» 练习任务:
- A) 在这篇关于Flink集成Hive的文章中,Flink官方表示目前集成Hive仅支持哪两个Hive版本?
- B) 请修改这篇关于Flink集成Hive的文章中从“本文记录了一次基于CDH-6”开始、到“否则出现方法找不到等错误)。”结束的部分,把其中的“小demo”改为“示例程序”,然后给出改好的这段文字。
- C) 请接着这篇关于Flink集成Hive的文章的最后一句往下续写。

Flink-1.9.1集成读写Hive(基于CDH 6.1.0集成失败过程记录)

写在前面

本文记录了一次基于CDH-6.1.0实现Flink-1.9.1集成读写Hive的过程,介绍了Flink自带sql-client连接Hive的方式以及java实现连接Hive的小demo,但是因为版本的原因没有执行成功,目前考虑其他方式对接Hive,所以方法仅供参考。

需要提醒的是Flink在1.9.x版本才提供集成读写Hive的功能,且是beta版,Flink官方表示目前Flink集成Hive仅支持2.3.4和1.2.1两个版本,我在利用CDH-6.1.0-Hadoop-3.0.0(Hive-2.1.1)集群集成Hive过程中发现,无论配置2.3.4和1.2.1都会出现错误。解决方案还是建议使用匹配或相近的对应Hive版本(起码大版本号要对应,否则出现方法找不到等错误)。

配置Flink-1.9.1使用Hive-2.3.4

首先修改flink-1.9.1/conf/sql-client-defaults.yaml配置,为hive配置catalog相关参数,cdh版本的hive-conf目录为:/etc/hive/conf.cloudera.hive。

[root@node01 lib]# vi /opt/flink-1.9.1/conf/sql-client-defaults.yaml
...
#==============================================================================
# Catalogs
#==============================================================================

# Define catalogs here.

#catalogs: [] # empty list
# A typical catalog definition looks like:
#  - name: myhive
#    type: hive
#    hive-conf-dir: /opt/hive_conf/
#    default-database: ...

catalogs:
   - name: myhive
     type: hive
     property-version: 1
     hive-conf-dir: /etc/hive/conf.cloudera.hive
     hive-version: 2.3.4

执行bin/sql-client.sh embedded启动sql-client,第一次报错:

[root@node01 flink-1.9.1]# bin/sql-client.sh embedded
No default environment specified.

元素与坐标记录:

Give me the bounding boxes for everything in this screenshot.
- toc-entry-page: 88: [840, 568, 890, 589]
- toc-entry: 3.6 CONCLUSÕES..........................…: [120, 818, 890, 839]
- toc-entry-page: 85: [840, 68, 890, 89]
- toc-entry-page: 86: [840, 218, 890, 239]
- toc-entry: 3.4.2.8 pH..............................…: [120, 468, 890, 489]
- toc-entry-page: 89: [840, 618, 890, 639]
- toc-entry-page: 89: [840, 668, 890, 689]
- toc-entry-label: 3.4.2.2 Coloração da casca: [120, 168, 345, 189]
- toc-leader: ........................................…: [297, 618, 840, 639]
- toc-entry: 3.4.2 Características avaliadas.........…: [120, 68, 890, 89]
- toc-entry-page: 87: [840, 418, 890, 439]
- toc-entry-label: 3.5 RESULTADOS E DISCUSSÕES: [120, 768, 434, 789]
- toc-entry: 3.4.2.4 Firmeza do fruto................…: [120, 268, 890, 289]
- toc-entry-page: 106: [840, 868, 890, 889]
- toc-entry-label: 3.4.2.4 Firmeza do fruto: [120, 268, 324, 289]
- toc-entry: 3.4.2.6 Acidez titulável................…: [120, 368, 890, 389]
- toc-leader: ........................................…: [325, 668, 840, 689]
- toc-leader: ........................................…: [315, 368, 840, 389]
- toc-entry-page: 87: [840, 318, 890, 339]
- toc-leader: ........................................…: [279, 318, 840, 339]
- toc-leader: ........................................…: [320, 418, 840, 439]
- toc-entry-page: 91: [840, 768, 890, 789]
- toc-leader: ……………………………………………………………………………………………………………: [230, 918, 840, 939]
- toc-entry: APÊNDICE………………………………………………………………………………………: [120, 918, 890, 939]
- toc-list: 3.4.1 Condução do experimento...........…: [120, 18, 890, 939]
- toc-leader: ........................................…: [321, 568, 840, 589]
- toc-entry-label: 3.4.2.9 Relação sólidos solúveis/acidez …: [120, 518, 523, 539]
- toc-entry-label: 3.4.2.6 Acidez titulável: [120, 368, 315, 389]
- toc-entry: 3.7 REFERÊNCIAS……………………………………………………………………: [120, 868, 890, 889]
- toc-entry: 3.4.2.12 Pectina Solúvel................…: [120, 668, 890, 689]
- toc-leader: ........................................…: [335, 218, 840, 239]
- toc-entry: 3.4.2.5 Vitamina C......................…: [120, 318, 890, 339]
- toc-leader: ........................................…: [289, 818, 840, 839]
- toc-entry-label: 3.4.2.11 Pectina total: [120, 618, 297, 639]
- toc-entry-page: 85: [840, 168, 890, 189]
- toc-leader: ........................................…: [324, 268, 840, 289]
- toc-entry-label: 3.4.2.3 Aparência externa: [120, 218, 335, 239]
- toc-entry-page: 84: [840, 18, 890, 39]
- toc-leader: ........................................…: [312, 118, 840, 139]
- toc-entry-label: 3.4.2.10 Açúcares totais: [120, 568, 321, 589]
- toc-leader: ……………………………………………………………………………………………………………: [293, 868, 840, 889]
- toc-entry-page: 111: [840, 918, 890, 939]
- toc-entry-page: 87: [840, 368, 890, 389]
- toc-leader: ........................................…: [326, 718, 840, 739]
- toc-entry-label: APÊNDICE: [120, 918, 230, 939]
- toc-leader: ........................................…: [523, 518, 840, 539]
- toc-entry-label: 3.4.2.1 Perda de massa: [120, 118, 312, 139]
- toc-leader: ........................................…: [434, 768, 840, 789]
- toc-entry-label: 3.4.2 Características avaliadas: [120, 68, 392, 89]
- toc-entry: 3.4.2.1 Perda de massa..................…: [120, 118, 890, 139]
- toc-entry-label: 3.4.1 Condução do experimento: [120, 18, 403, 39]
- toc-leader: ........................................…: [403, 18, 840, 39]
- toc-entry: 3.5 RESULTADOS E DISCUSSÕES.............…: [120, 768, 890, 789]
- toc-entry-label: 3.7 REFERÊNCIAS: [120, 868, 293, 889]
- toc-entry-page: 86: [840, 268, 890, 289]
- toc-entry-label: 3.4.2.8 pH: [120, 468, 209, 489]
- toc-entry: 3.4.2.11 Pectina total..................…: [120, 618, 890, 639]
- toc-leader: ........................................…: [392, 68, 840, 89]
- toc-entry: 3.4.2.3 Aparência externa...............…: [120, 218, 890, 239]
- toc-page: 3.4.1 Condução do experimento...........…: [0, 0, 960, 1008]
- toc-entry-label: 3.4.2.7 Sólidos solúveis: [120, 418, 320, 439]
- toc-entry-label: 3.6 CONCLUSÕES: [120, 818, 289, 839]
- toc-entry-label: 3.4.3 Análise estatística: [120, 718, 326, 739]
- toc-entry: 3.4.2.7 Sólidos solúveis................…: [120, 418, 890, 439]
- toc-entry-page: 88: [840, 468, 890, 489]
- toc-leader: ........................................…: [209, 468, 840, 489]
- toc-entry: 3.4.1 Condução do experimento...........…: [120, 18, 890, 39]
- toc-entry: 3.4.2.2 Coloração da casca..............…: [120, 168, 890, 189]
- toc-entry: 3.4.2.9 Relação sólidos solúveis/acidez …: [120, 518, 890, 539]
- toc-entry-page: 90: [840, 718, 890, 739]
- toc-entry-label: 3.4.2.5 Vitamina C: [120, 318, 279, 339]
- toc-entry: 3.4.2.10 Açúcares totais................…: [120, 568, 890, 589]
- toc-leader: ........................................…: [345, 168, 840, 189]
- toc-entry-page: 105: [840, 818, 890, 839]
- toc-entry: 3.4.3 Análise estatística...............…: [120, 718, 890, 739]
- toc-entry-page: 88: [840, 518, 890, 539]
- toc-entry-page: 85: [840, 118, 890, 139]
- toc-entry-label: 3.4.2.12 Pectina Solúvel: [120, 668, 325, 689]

» 参考答案:
- A) 2.3.4和1.2.1两个版本。

- B)
本文记录了一次基于CDH-6.1.0实现Flink-1.9.1集成读写Hive的过程,介绍了Flink自带sql-client连接Hive的方式以及java实现连接Hive的示例程序,但是因为版本的原因没有执行成功,目前考虑其他方式对接Hive,所以方法仅供参考。

需要提醒的是Flink在1.9.x版本才提供集成读写Hive的功能,且是beta版,Flink官方表示目前Flink集成Hive仅支持2.3.4和1.2.1两个版本,我在利用CDH-6.1.0-Hadoop-3.0.0(Hive-2.1.1)集群集成Hive过程中发现,无论配置2.3.4和1.2.1都会出现错误。解决方案还是建议使用匹配或相近的对应Hive版本(起码大版本号要对应,否则出现方法找不到等错误)。

- C)
Searching for '/opt/flink-1.9.1/conf/sql-client-defaults.yaml'...found.
Reading default environment from: file:/opt/flink-1.9.1/conf/sql-client-defaults.yaml
No session environment specified.
Validating current environment...

Exception in thread "main" org.apache.flink.table.client.SqlClientException: The configured environment is invalid. Please check your environment files again.
        at org.apache.flink.table.client.SqlClient.validateEnvironment(SqlClient.java:147)
        at org.apache.flink.table.client.SqlClient.start(SqlClient.java:99)
        at org.apache.flink.table.client.SqlClient.main(SqlClient.java:194)
Caused by: org.apache.flink.table.client.gateway.SqlExecutionException: Could not create execution context.
        at org.apache.flink.table.client.gateway.local.LocalExecutor.getOrCreateExecutionContext(LocalExecutor.java:562)
        at org.apache.flink.table.client.gateway.local.LocalExecutor.validateSession(LocalExecutor.java:382)
        at org.apache.flink.table.client.SqlClient.validateEnvironment(SqlClient.java:144)
        ... 2 more
Caused by: org.apache.flink.table.api.NoMatchingTableFactoryException: Could not find a suitable table factory for 'org.apache.flink.table.factories.CatalogFactory' in
the classpath.

Reason: No context matches.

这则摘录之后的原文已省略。